Bienvenidos al Café Society: un nivelador de ensueño, de sueños.
“El día que el presente ya sea historia
y las aguas se nos calmen de una vez,
entenderás en mis silencios tantas cosas,
las que ahora escribo cuando no me ves.”
Extracto de Cuando no me ves (El poeta Halley, Love of Lesbian, 2016, Warner Music)
De autoimpuestos roles sociales, y mismas ilusiones (y frustraciones)
Nueva York, años treinta. En el Café Society comparten espacio políticos; aristócratas de título, y de postín; estrellas de cine; modelos; gánsteres… y románticos empedernidos. Todos con un pasado, con unas apariencias que mantener (hacia los demás y hacia ellos mismos) y, sobre todo, con sueños de futuro. Y de pasado.
“Los sueños son sólo sueños”, le dice Bobby a “su” Verónica, en un momento clave del film.
Mentira. Y los dos lo saben.
Los sueños son un refugio para los que alimentamos una soledad autoimpuesta por falta de decisión. Por prometernos a nosotros mismos que estamos mejor en nuestra zona de confort.
Allen enmascara en la nostalgia una cruda crítica hacia los que no somos capaces de hacer lo que realmente queremos y, en este sentido, la falsa y cómica melancolía del guión de Allen, disfrazada con una “imposible” historia de amor, es sencillamente el pretexto para sacudir la conciencia del espectador e instarle a actuar. Porque la historia de Bobby y Vonnie es la visible, pero no la principal. Allen entrelaza la de Phil y la de Ben, la de Veronica y la de Evelyn, construyendo un guión en el que todas se interrelacionan profundamente aunque no lo parezca. Porque todos ellos son iguales, caras de una misma moneda… aunque algunos, los más, son los verdaderos ganadores.
Y para darse cuenta de ello no hay más que prestar atención tanto a la escena introductoria como al equilibrio que otorga Allen a la historia de Bobby con la su hermano Ben a lo largo de todo el metraje.

· · · · · · ·

• **Qué harás**:
a) Enumera todos los grupos de personas que, según el fragmento sobre Café Society, comparten espacio en el Café Society.
b) Indica si cada afirmación coincide con el fragmento sobre Café Society: (i) la acción transcurre en Nueva York en los años treinta; (ii) la historia de Bobby y Vonnie es la principal del guion; (iii) Bobby le dice a Verónica que los sueños son sólo sueños. Responde sí o no y cita las palabras que lo deciden.
c) Reproduce sin cambios todo lo que va en el fragmento sobre Café Society desde "Bienvenidos al Café" hasta "clave del film.".

· · · · · · ·

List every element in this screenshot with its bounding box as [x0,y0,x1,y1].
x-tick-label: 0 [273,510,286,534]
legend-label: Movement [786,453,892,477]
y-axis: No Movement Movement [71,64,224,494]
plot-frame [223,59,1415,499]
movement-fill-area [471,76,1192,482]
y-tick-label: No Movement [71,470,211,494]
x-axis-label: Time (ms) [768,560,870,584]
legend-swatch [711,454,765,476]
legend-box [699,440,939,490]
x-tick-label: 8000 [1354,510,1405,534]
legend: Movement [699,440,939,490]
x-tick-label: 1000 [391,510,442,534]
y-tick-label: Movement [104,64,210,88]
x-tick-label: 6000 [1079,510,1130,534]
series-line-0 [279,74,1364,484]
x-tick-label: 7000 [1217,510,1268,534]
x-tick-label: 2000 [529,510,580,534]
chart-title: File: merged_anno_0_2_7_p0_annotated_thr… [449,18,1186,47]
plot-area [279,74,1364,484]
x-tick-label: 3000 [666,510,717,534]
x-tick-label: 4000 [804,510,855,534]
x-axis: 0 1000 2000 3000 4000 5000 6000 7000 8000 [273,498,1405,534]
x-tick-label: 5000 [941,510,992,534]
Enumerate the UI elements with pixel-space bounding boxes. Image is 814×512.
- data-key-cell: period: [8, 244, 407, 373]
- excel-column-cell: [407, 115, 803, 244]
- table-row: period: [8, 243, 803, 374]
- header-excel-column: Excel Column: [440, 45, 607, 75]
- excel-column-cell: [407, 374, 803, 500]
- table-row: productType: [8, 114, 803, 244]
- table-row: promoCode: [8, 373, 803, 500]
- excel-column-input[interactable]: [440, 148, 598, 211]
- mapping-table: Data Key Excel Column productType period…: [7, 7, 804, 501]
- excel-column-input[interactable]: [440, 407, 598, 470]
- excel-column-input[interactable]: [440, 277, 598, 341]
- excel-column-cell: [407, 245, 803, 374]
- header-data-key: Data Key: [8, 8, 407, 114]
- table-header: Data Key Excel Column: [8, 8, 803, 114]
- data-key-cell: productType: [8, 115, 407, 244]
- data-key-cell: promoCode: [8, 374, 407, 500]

· · · · · · ·

• **Respuestas por tarea**:
a)
- políticos
- aristócratas de título, y de postín
- estrellas de cine
- modelos
- gánsteres
- románticos empedernidos

b)
(i) Sí: "Nueva York, años treinta."
(ii) No: "la historia de Bobby y Vonnie es la visible, pero no la principal."
(iii) Sí: "“Los sueños son sólo sueños”, le dice Bobby a “su” Verónica"

c)
Bienvenidos al Café Society: un nivelador de ensueño, de sueños.
“El día que el presente ya sea historia
y las aguas se nos calmen de una vez,
entenderás en mis silencios tantas cosas,
las que ahora escribo cuando no me ves.”
Extracto de Cuando no me ves (El poeta Halley, Love of Lesbian, 2016, Warner Music)
De autoimpuestos roles sociales, y mismas ilusiones (y frustraciones)
Nueva York, años treinta. En el Café Society comparten espacio políticos; aristócratas de título, y de postín; estrellas de cine; modelos; gánsteres… y románticos empedernidos. Todos con un pasado, con unas apariencias que mantener (hacia los demás y hacia ellos mismos) y, sobre todo, con sueños de futuro. Y de pasado.
“Los sueños son sólo sueños”, le dice Bobby a “su” Verónica, en un momento clave del film.